Task instructions —
Can you output the records below exactly as they are written?

___ Data for the task ___

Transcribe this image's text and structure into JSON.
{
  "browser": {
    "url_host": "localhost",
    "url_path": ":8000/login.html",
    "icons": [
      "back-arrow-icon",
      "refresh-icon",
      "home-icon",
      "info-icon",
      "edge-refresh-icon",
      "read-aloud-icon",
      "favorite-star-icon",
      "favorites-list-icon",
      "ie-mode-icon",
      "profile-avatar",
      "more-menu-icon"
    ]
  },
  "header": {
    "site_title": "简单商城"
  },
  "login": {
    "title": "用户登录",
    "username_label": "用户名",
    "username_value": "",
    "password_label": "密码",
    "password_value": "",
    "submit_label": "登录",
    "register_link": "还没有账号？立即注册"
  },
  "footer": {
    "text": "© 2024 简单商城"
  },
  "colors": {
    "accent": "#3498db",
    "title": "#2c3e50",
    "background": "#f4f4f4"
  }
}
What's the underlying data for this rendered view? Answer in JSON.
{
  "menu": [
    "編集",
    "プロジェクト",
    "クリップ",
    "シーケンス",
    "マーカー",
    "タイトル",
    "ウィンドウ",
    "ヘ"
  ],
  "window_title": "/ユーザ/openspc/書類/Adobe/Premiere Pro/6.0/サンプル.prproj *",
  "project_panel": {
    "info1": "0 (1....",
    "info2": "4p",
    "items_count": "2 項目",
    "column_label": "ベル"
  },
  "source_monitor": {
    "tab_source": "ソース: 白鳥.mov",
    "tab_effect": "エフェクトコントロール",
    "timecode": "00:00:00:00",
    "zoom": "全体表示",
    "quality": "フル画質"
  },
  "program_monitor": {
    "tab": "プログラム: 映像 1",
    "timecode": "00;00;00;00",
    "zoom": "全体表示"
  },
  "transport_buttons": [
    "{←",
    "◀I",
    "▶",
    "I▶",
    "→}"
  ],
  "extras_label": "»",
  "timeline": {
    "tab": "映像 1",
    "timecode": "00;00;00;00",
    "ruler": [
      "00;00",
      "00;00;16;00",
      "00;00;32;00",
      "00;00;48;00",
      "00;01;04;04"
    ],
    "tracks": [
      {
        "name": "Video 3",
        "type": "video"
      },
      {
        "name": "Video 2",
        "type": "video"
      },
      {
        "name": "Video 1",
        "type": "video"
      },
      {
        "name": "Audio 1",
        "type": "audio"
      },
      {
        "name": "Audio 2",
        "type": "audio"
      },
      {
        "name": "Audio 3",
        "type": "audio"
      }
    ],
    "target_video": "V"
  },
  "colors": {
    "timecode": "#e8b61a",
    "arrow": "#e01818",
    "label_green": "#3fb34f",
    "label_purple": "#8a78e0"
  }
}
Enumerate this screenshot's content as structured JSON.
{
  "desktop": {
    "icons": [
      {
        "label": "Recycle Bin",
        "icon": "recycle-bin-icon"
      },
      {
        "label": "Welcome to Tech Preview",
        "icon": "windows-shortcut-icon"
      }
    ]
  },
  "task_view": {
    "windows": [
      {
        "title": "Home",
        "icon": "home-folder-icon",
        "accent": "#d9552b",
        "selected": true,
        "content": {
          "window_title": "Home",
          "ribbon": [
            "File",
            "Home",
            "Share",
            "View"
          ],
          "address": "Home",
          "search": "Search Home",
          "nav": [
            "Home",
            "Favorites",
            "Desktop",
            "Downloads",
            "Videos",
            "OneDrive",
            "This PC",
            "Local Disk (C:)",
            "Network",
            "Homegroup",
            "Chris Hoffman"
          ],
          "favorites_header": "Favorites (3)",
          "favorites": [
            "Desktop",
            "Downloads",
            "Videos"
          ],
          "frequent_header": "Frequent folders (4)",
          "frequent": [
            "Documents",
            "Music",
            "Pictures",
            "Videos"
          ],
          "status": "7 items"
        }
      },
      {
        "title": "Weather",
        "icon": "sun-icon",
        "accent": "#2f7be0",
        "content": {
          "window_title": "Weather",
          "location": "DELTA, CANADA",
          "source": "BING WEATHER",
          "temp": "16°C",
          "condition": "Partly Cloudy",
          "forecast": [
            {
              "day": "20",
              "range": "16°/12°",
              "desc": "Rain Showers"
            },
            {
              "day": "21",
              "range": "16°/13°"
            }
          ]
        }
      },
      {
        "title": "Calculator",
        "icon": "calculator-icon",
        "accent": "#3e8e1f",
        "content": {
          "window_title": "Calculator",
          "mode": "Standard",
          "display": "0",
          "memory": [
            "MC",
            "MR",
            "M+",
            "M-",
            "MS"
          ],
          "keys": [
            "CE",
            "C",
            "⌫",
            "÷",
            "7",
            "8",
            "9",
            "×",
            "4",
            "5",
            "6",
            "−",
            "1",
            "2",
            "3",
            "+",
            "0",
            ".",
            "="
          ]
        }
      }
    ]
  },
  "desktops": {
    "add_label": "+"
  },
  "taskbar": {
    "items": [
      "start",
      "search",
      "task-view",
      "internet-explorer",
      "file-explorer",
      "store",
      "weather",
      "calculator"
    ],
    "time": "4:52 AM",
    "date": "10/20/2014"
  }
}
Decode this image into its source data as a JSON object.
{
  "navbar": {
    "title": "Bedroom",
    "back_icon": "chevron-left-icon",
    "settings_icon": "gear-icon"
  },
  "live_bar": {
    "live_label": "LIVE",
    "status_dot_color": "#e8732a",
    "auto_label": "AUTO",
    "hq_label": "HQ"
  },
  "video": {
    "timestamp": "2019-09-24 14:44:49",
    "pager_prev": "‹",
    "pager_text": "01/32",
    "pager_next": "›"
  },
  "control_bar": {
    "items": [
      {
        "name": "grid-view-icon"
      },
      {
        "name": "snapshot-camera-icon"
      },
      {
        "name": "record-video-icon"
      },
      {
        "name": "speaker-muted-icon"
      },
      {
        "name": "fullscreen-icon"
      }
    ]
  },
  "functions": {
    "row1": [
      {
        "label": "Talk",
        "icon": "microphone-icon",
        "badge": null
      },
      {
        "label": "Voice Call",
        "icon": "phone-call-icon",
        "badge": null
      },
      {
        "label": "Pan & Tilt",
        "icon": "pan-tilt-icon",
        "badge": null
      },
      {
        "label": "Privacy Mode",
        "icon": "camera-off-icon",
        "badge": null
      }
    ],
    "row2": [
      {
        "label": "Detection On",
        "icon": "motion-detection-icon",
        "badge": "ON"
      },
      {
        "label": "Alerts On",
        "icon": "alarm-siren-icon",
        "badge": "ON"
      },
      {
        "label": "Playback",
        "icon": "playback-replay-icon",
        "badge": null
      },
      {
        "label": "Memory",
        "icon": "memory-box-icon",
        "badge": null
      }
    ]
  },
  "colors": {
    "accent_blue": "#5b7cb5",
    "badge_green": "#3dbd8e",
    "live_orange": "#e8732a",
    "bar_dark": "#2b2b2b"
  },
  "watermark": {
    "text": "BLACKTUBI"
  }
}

___

Result —
Transcribe this image's text and structure into JSON.
{
  "browser": {
    "url_host": "localhost",
    "url_path": ":8000/login.html",
    "icons": [
      "back-arrow-icon",
      "refresh-icon",
      "home-icon",
      "info-icon",
      "edge-refresh-icon",
      "read-aloud-icon",
      "favorite-star-icon",
      "favorites-list-icon",
      "ie-mode-icon",
      "profile-avatar",
      "more-menu-icon"
    ]
  },
  "header": {
    "site_title": "简单商城"
  },
  "login": {
    "title": "用户登录",
    "username_label": "用户名",
    "username_value": "",
    "password_label": "密码",
    "password_value": "",
    "submit_label": "登录",
    "register_link": "还没有账号？立即注册"
  },
  "footer": {
    "text": "© 2024 简单商城"
  },
  "colors": {
    "accent": "#3498db",
    "title": "#2c3e50",
    "background": "#f4f4f4"
  }
}
What's the underlying data for this rendered view? Answer in JSON.
{
  "menu": [
    "編集",
    "プロジェクト",
    "クリップ",
    "シーケンス",
    "マーカー",
    "タイトル",
    "ウィンドウ",
    "ヘ"
  ],
  "window_title": "/ユーザ/openspc/書類/Adobe/Premiere Pro/6.0/サンプル.prproj *",
  "project_panel": {
    "info1": "0 (1....",
    "info2": "4p",
    "items_count": "2 項目",
    "column_label": "ベル"
  },
  "source_monitor": {
    "tab_source": "ソース: 白鳥.mov",
    "tab_effect": "エフェクトコントロール",
    "timecode": "00:00:00:00",
    "zoom": "全体表示",
    "quality": "フル画質"
  },
  "program_monitor": {
    "tab": "プログラム: 映像 1",
    "timecode": "00;00;00;00",
    "zoom": "全体表示"
  },
  "transport_buttons": [
    "{←",
    "◀I",
    "▶",
    "I▶",
    "→}"
  ],
  "extras_label": "»",
  "timeline": {
    "tab": "映像 1",
    "timecode": "00;00;00;00",
    "ruler": [
      "00;00",
      "00;00;16;00",
      "00;00;32;00",
      "00;00;48;00",
      "00;01;04;04"
    ],
    "tracks": [
      {
        "name": "Video 3",
        "type": "video"
      },
      {
        "name": "Video 2",
        "type": "video"
      },
      {
        "name": "Video 1",
        "type": "video"
      },
      {
        "name": "Audio 1",
        "type": "audio"
      },
      {
        "name": "Audio 2",
        "type": "audio"
      },
      {
        "name": "Audio 3",
        "type": "audio"
      }
    ],
    "target_video": "V"
  },
  "colors": {
    "timecode": "#e8b61a",
    "arrow": "#e01818",
    "label_green": "#3fb34f",
    "label_purple": "#8a78e0"
  }
}
Enumerate this screenshot's content as structured JSON.
{
  "desktop": {
    "icons": [
      {
        "label": "Recycle Bin",
        "icon": "recycle-bin-icon"
      },
      {
        "label": "Welcome to Tech Preview",
        "icon": "windows-shortcut-icon"
      }
    ]
  },
  "task_view": {
    "windows": [
      {
        "title": "Home",
        "icon": "home-folder-icon",
        "accent": "#d9552b",
        "selected": true,
        "content": {
          "window_title": "Home",
          "ribbon": [
            "File",
            "Home",
            "Share",
            "View"
          ],
          "address": "Home",
          "search": "Search Home",
          "nav": [
            "Home",
            "Favorites",
            "Desktop",
            "Downloads",
            "Videos",
            "OneDrive",
            "This PC",
            "Local Disk (C:)",
            "Network",
            "Homegroup",
            "Chris Hoffman"
          ],
          "favorites_header": "Favorites (3)",
          "favorites": [
            "Desktop",
            "Downloads",
            "Videos"
          ],
          "frequent_header": "Frequent folders (4)",
          "frequent": [
            "Documents",
            "Music",
            "Pictures",
            "Videos"
          ],
          "status": "7 items"
        }
      },
      {
        "title": "Weather",
        "icon": "sun-icon",
        "accent": "#2f7be0",
        "content": {
          "window_title": "Weather",
          "location": "DELTA, CANADA",
          "source": "BING WEATHER",
          "temp": "16°C",
          "condition": "Partly Cloudy",
          "forecast": [
            {
              "day": "20",
              "range": "16°/12°",
              "desc": "Rain Showers"
            },
            {
              "day": "21",
              "range": "16°/13°"
            }
          ]
        }
      },
      {
        "title": "Calculator",
        "icon": "calculator-icon",
        "accent": "#3e8e1f",
        "content": {
          "window_title": "Calculator",
          "mode": "Standard",
          "display": "0",
          "memory": [
            "MC",
            "MR",
            "M+",
            "M-",
            "MS"
          ],
          "keys": [
            "CE",
            "C",
            "⌫",
            "÷",
            "7",
            "8",
            "9",
            "×",
            "4",
            "5",
            "6",
            "−",
            "1",
            "2",
            "3",
            "+",
            "0",
            ".",
            "="
          ]
        }
      }
    ]
  },
  "desktops": {
    "add_label": "+"
  },
  "taskbar": {
    "items": [
      "start",
      "search",
      "task-view",
      "internet-explorer",
      "file-explorer",
      "store",
      "weather",
      "calculator"
    ],
    "time": "4:52 AM",
    "date": "10/20/2014"
  }
}
Decode this image into its source data as a JSON object.
{
  "navbar": {
    "title": "Bedroom",
    "back_icon": "chevron-left-icon",
    "settings_icon": "gear-icon"
  },
  "live_bar": {
    "live_label": "LIVE",
    "status_dot_color": "#e8732a",
    "auto_label": "AUTO",
    "hq_label": "HQ"
  },
  "video": {
    "timestamp": "2019-09-24 14:44:49",
    "pager_prev": "‹",
    "pager_text": "01/32",
    "pager_next": "›"
  },
  "control_bar": {
    "items": [
      {
        "name": "grid-view-icon"
      },
      {
        "name": "snapshot-camera-icon"
      },
      {
        "name": "record-video-icon"
      },
      {
        "name": "speaker-muted-icon"
      },
      {
        "name": "fullscreen-icon"
      }
    ]
  },
  "functions": {
    "row1": [
      {
        "label": "Talk",
        "icon": "microphone-icon",
        "badge": null
      },
      {
        "label": "Voice Call",
        "icon": "phone-call-icon",
        "badge": null
      },
      {
        "label": "Pan & Tilt",
        "icon": "pan-tilt-icon",
        "badge": null
      },
      {
        "label": "Privacy Mode",
        "icon": "camera-off-icon",
        "badge": null
      }
    ],
    "row2": [
      {
        "label": "Detection On",
        "icon": "motion-detection-icon",
        "badge": "ON"
      },
      {
        "label": "Alerts On",
        "icon": "alarm-siren-icon",
        "badge": "ON"
      },
      {
        "label": "Playback",
        "icon": "playback-replay-icon",
        "badge": null
      },
      {
        "label": "Memory",
        "icon": "memory-box-icon",
        "badge": null
      }
    ]
  },
  "colors": {
    "accent_blue": "#5b7cb5",
    "badge_green": "#3dbd8e",
    "live_orange": "#e8732a",
    "bar_dark": "#2b2b2b"
  },
  "watermark": {
    "text": "BLACKTUBI"
  }
}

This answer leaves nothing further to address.